SHORT TASK: Keep only the lines of the listing that include the word "Arnold", and copy them.

(Records)
** START **

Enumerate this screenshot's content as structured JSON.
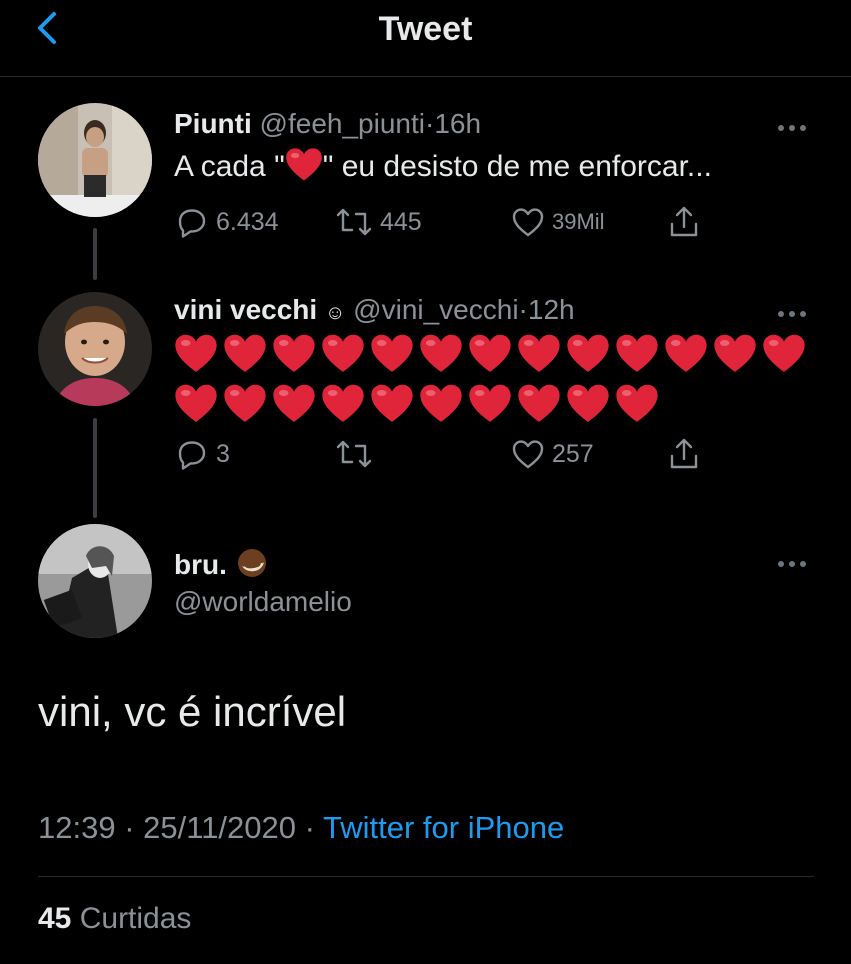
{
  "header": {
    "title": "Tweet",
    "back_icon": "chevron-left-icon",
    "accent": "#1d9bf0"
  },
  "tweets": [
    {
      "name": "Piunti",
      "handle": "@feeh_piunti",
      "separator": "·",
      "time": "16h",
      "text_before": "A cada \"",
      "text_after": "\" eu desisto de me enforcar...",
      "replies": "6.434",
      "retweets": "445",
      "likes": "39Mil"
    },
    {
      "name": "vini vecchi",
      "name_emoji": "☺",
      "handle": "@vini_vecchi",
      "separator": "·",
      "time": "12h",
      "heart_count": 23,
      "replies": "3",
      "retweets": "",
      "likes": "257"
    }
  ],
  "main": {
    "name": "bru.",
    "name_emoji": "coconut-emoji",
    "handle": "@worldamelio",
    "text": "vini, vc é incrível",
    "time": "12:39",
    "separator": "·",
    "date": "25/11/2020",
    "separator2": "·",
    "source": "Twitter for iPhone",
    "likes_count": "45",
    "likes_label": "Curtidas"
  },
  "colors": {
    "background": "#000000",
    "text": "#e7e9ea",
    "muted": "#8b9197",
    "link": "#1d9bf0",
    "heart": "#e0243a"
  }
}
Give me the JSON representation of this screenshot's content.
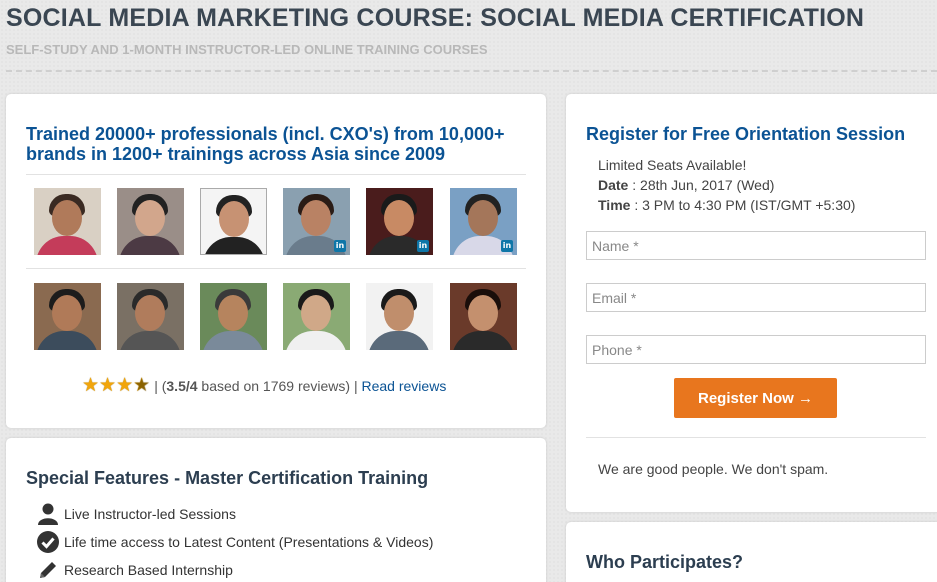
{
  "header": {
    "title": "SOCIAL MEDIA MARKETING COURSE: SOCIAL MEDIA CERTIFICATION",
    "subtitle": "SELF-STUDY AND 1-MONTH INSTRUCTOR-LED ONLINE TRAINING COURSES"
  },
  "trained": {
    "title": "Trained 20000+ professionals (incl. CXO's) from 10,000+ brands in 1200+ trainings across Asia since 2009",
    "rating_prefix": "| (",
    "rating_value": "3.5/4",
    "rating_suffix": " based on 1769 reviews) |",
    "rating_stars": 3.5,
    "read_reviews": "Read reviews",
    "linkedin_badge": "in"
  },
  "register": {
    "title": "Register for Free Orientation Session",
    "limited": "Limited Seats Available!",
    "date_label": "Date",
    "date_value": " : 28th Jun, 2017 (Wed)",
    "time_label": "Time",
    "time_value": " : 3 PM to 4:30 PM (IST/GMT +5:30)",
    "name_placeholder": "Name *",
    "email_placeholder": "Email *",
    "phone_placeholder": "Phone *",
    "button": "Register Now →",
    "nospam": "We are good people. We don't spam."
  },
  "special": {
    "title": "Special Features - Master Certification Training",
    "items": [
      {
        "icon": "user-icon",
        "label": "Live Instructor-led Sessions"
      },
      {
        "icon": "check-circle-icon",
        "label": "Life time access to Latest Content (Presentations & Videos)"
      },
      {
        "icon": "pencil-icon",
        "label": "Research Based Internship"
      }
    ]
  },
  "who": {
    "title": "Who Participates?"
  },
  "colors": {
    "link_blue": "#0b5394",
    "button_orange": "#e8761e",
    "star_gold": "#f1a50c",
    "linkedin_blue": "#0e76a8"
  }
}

** END **
** START **

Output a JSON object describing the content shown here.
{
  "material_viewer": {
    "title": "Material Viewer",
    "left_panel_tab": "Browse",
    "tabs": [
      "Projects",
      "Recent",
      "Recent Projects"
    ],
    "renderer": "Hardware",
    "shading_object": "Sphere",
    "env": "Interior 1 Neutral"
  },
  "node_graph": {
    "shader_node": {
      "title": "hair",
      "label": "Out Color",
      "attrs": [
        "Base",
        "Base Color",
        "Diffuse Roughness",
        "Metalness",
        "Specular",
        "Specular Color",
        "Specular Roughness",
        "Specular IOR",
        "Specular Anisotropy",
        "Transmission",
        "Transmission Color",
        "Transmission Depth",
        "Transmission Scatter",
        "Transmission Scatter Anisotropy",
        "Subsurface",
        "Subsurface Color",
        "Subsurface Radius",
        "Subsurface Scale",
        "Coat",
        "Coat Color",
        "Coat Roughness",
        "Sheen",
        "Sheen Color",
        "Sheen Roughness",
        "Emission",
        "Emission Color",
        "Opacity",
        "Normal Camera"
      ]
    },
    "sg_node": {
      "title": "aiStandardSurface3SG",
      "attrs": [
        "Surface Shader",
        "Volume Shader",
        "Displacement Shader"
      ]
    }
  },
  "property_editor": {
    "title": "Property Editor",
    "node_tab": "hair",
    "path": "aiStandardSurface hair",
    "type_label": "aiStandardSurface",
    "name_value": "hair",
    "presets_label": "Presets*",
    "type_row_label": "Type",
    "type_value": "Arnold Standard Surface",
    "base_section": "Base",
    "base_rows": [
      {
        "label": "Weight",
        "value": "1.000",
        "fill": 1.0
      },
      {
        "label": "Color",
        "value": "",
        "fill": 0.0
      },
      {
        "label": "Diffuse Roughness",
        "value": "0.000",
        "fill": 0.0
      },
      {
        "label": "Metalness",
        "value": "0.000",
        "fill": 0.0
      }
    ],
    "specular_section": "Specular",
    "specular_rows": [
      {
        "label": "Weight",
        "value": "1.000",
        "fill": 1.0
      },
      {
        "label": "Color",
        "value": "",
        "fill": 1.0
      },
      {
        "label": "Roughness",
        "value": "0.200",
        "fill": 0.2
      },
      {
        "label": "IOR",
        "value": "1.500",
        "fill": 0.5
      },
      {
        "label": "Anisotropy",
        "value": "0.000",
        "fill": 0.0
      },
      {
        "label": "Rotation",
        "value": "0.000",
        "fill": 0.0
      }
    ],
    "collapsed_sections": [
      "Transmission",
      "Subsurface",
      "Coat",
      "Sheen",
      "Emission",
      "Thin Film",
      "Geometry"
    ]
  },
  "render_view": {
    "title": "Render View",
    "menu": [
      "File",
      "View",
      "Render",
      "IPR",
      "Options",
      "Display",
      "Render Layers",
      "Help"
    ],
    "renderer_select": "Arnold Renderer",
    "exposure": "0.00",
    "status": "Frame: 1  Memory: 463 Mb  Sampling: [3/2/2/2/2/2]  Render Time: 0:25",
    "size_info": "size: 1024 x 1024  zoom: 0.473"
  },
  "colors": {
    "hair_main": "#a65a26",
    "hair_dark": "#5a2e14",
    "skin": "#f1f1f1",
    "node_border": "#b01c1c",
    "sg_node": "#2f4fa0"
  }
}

** END **

ANSWER FOR THIS EXERCISE:
    "type_value": "Arnold Standard Surface",
    "renderer_select": "Arnold Renderer",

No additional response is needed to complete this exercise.